Stored entries
++++
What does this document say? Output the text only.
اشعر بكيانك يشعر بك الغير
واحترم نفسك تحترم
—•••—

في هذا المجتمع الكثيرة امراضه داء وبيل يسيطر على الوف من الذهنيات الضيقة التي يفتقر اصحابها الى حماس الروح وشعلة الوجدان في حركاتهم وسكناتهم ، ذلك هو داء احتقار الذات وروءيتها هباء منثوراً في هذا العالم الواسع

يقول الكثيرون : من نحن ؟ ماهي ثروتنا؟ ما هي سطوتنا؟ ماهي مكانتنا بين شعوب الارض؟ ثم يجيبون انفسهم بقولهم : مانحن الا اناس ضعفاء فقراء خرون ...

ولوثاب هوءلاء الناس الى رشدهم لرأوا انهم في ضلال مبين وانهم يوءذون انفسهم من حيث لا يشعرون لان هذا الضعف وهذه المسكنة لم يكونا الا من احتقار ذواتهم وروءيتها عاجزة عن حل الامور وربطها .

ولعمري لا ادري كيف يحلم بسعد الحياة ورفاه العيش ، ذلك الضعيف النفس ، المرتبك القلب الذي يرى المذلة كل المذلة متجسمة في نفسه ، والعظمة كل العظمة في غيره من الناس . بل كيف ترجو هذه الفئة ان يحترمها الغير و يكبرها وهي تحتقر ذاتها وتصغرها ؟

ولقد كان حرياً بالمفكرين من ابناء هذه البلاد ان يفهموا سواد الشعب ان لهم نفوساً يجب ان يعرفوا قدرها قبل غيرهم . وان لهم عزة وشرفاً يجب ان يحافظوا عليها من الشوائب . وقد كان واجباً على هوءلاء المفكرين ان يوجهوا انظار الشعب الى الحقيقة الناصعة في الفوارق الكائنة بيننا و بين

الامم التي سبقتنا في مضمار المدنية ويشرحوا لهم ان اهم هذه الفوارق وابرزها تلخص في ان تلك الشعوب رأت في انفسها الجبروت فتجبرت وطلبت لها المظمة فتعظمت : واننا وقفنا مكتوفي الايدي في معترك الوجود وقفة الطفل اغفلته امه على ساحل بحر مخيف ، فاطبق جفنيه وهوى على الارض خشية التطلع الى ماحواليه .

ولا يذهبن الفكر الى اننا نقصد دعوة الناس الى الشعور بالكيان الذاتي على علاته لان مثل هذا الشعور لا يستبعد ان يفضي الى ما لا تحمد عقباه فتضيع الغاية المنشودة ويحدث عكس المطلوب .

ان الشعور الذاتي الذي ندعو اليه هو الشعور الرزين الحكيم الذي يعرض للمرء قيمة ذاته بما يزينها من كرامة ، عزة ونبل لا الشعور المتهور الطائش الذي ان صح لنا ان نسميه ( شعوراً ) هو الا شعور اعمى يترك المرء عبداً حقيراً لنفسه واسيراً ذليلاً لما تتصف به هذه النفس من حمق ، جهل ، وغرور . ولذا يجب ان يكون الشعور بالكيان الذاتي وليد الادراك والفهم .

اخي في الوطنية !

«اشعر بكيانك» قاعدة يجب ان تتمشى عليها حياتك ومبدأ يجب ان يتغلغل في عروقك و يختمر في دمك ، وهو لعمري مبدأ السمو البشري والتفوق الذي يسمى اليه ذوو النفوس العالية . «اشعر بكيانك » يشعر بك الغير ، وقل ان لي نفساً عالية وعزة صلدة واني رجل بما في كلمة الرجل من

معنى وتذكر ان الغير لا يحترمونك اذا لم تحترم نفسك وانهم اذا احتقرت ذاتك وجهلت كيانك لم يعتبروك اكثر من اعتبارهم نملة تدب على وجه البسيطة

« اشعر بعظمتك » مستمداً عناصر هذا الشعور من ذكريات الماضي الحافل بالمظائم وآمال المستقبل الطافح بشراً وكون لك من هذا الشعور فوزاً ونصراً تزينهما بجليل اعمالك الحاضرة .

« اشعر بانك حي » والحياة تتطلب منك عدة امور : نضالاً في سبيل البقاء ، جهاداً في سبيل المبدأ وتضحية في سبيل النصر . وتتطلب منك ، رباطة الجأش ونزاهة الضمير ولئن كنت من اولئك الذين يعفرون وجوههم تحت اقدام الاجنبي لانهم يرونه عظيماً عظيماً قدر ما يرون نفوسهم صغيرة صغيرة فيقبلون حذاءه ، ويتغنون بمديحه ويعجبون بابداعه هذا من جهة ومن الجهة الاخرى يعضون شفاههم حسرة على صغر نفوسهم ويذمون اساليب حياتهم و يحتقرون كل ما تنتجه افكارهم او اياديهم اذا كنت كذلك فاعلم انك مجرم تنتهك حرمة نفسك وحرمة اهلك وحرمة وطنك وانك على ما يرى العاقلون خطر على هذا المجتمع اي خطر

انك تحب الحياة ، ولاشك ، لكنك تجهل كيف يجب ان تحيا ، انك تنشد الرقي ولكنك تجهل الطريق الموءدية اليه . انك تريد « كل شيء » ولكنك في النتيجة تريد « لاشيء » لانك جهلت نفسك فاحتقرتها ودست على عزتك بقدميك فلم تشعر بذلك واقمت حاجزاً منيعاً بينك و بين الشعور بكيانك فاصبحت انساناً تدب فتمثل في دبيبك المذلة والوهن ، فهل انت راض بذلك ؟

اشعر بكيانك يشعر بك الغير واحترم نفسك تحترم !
++++
Show every line from the entries above in which "نفسك" appears.

_REPLY TO THE EXERCISE_.
واحترم نفسك تحترم
معنى وتذكر ان الغير لا يحترمونك اذا لم تحترم نفسك وانهم اذا احتقرت ذاتك وجهلت كيانك لم يعتبروك اكثر من اعتبارهم نملة تدب على وجه البسيطة
« اشعر بانك حي » والحياة تتطلب منك عدة امور : نضالاً في سبيل البقاء ، جهاداً في سبيل المبدأ وتضحية في سبيل النصر . وتتطلب منك ، رباطة الجأش ونزاهة الضمير ولئن كنت من اولئك الذين يعفرون وجوههم تحت اقدام الاجنبي لانهم يرونه عظيماً عظيماً قدر ما يرون نفوسهم صغيرة صغيرة فيقبلون حذاءه ، ويتغنون بمديحه ويعجبون بابداعه هذا من جهة ومن الجهة الاخرى يعضون شفاههم حسرة على صغر نفوسهم ويذمون اساليب حياتهم و يحتقرون كل ما تنتجه افكارهم او اياديهم اذا كنت كذلك فاعلم انك مجرم تنتهك حرمة نفسك وحرمة اهلك وحرمة وطنك وانك على ما يرى العاقلون خطر على هذا المجتمع اي خطر
انك تحب الحياة ، ولاشك ، لكنك تجهل كيف يجب ان تحيا ، انك تنشد الرقي ولكنك تجهل الطريق الموءدية اليه . انك تريد « كل شيء » ولكنك في النتيجة تريد « لاشيء » لانك جهلت نفسك فاحتقرتها ودست على عزتك بقدميك فلم تشعر بذلك واقمت حاجزاً منيعاً بينك و بين الشعور بكيانك فاصبحت انساناً تدب فتمثل في دبيبك المذلة والوهن ، فهل انت راض بذلك ؟
اشعر بكيانك يشعر بك الغير واحترم نفسك تحترم !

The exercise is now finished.